**Reading passage**.
========================================================================
While the rest of the group was away hunting, Michael spotted a large dust trail in the distance, indicating people moving towards the Lauren farm. Christina didn't seem in any way alarmed by the news, so Michael continued performing various chores around the ranch. Eventually two armored wags arrived at the Lauren ranch, but it was only when numerous, heavily armed, uniformed men and women exited the vehicles that Michael knew something was wrong. Unarmed and heavily outnumbered, Michael was unable to act against the uniformed group, and instead hid in a nearby pile of hay. Several men took Christina into the house, presumably to rape her. After Christina severely wounded one of her rapists with a concealed knife other members of the group killed Jenny in retaliation. The armed group then executed Christina and left quickly, fleeing a group of Native Americans approaching on horseback. Michael fled into the hills, overcome with guilt.

The companions' reactions to Michael's story is mixed; Jak is furious with Michael for not trying to save his wife and child, though Ryan and J.B. maintain that any attempt on Michael's part would have simply resulted in his death without saving Jak's family. Ryan also notes that the horsemen they saw on approach were not the attackers and were presumably hunting the uniformed group as well, something they would not have known without Michael's account. Based on Michael's description, Jak tentatively identifies the attackers' leader as the General, a vicious raider rumored to prey on Native American communities and isolated settlements in the area. The companions make plans to bury Christina and Jenny the following day, then head out in pursuit of the General.

Meanwhile, near Seattle, Abe is still with the Trader, waiting in the hopes that J.B. and Ryan will meet up with them, as Abe has sent a message to do so with several traveling merchants. Abe has spent the past five weeks with the Trader, and has noticed that his former employer seems changed. While the Trader is just as powerful and commanding as he was in the past, Abe is worried about a new streak of brutality he has noticed in the man's behavior. Abe keeps these observations to himself.

The next day, the companions awake and find that Michael is not in his room. They initially assume he has simply left the ranch, but he is discovered in the barn, dead, having hanged himself. Inside his room Dean finds a suicide note, which Doc reads aloud to the rest of the group. In it, Michael explains that he is not killing himself simply out of guilt, but also due to his worsening depression over the past few weeks, which he attributes to the bleak life found in the Deathlands. He then says goodbye to each of the companions individually, and asks Jak for forgiveness; Jak bitterly confesses to the rest that he had already forgiven Michael. With Jak's approval the group bury Michael alongside Christina and Jenny in a remote box canyon. Afterward they stock up on supplies at the ranch and head out on horseback in pursuit of the General.
========================================================================
**Request A**. Quote, word for word, the portion of the plot summary that opens with the words containing "Meanwhile, near Seattle, Abe" and closes with "observations to himself.".
**Request B**. According to the plot summary, where does the group bury Michael?
========================================================================
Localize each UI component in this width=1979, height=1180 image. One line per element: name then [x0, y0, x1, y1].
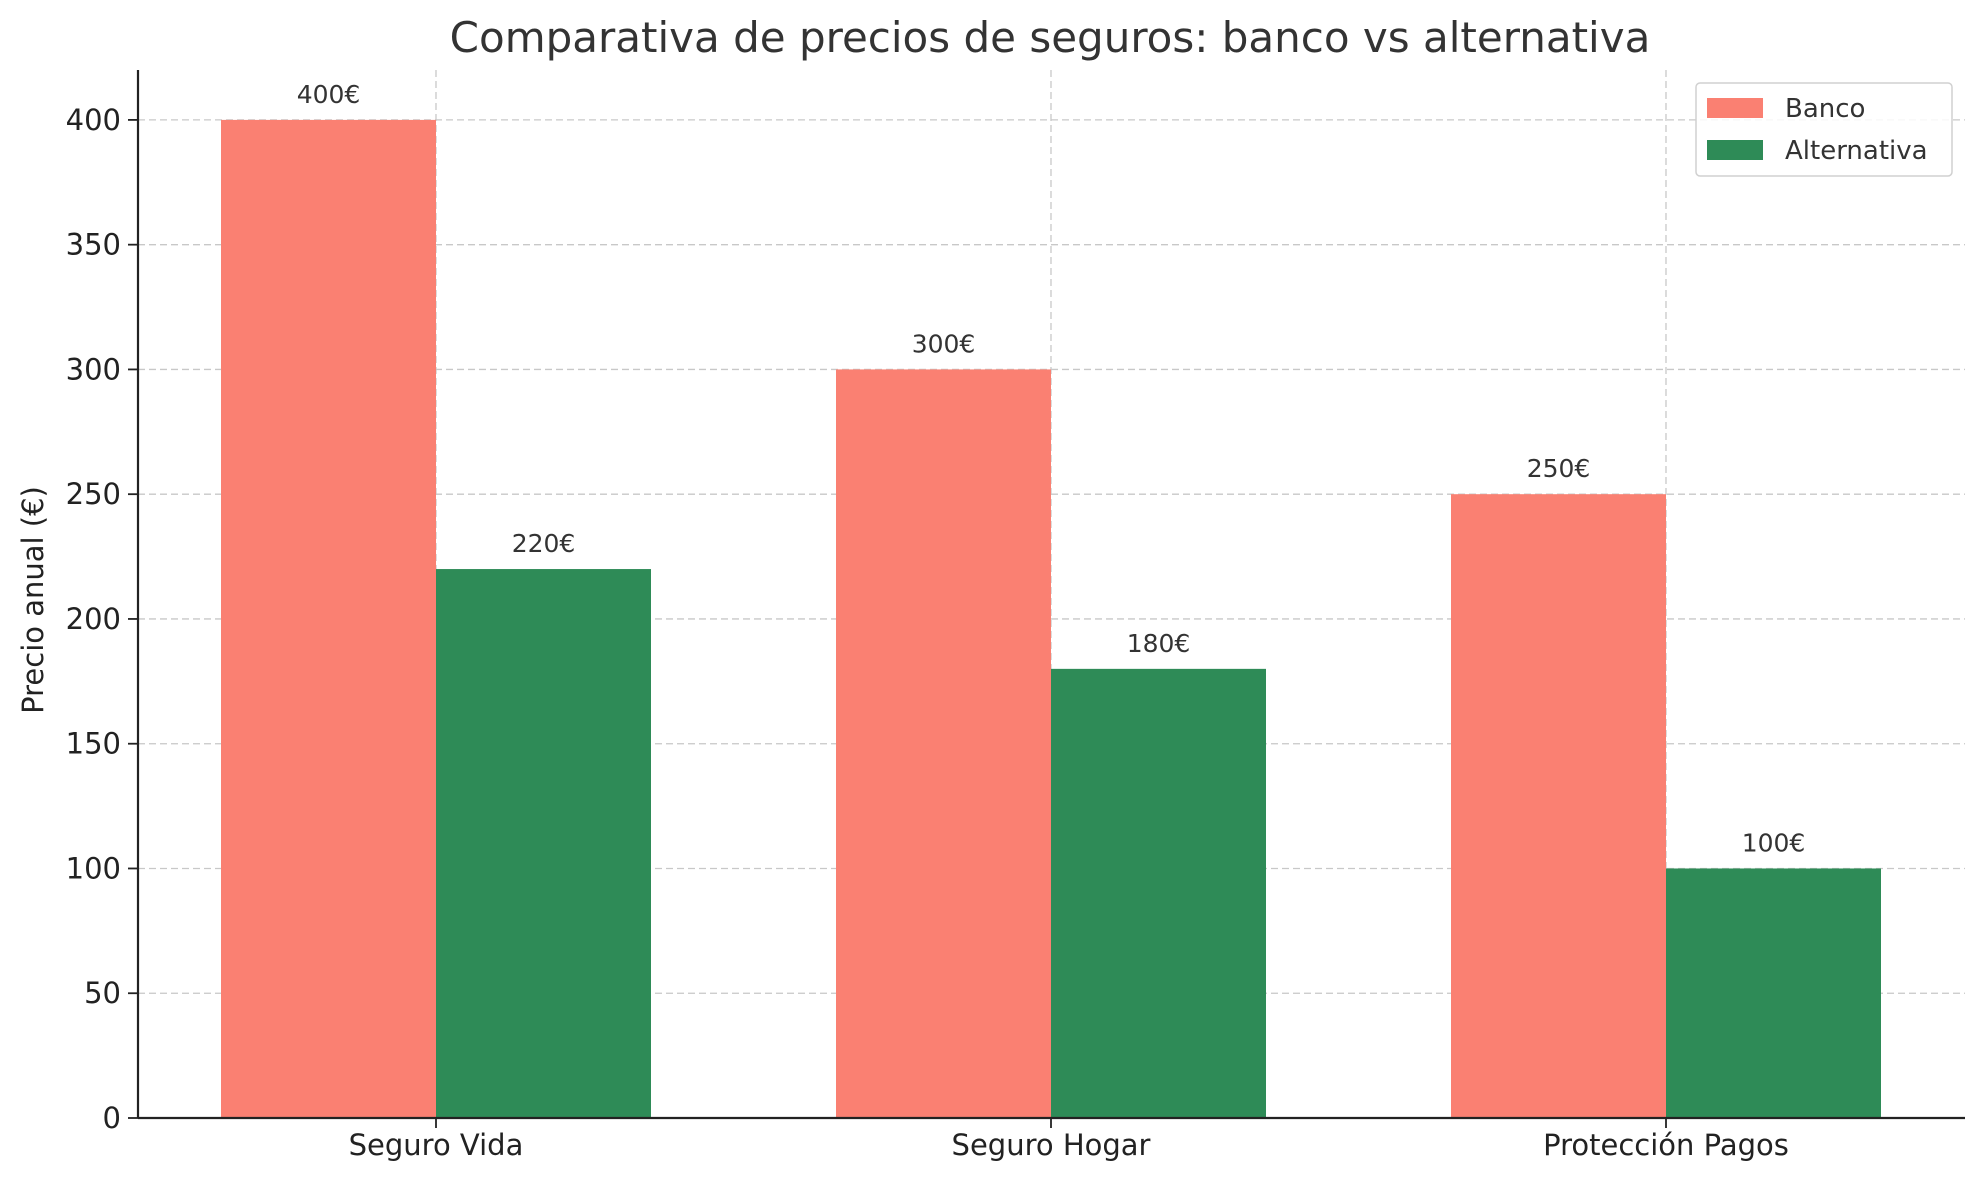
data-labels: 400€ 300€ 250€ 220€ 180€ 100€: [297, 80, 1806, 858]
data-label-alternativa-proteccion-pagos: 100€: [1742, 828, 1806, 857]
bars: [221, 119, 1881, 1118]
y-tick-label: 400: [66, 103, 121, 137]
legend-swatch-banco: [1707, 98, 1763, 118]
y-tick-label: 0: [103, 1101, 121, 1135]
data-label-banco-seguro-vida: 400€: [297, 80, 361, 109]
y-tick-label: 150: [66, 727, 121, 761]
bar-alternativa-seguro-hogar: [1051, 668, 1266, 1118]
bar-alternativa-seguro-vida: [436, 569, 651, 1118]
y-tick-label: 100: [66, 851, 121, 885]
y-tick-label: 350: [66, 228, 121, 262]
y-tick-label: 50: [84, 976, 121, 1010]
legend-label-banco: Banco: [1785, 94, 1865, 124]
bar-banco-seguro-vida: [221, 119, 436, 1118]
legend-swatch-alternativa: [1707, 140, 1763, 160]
========================================================================
**Answer A**.
Meanwhile, near Seattle, Abe is still with the Trader, waiting in the hopes that J.B. and Ryan will meet up with them, as Abe has sent a message to do so with several traveling merchants. Abe has spent the past five weeks with the Trader, and has noticed that his former employer seems changed. While the Trader is just as powerful and commanding as he was in the past, Abe is worried about a new streak of brutality he has noticed in the man's behavior. Abe keeps these observations to himself.

**Answer B**. In a remote box canyon, alongside Christina and Jenny.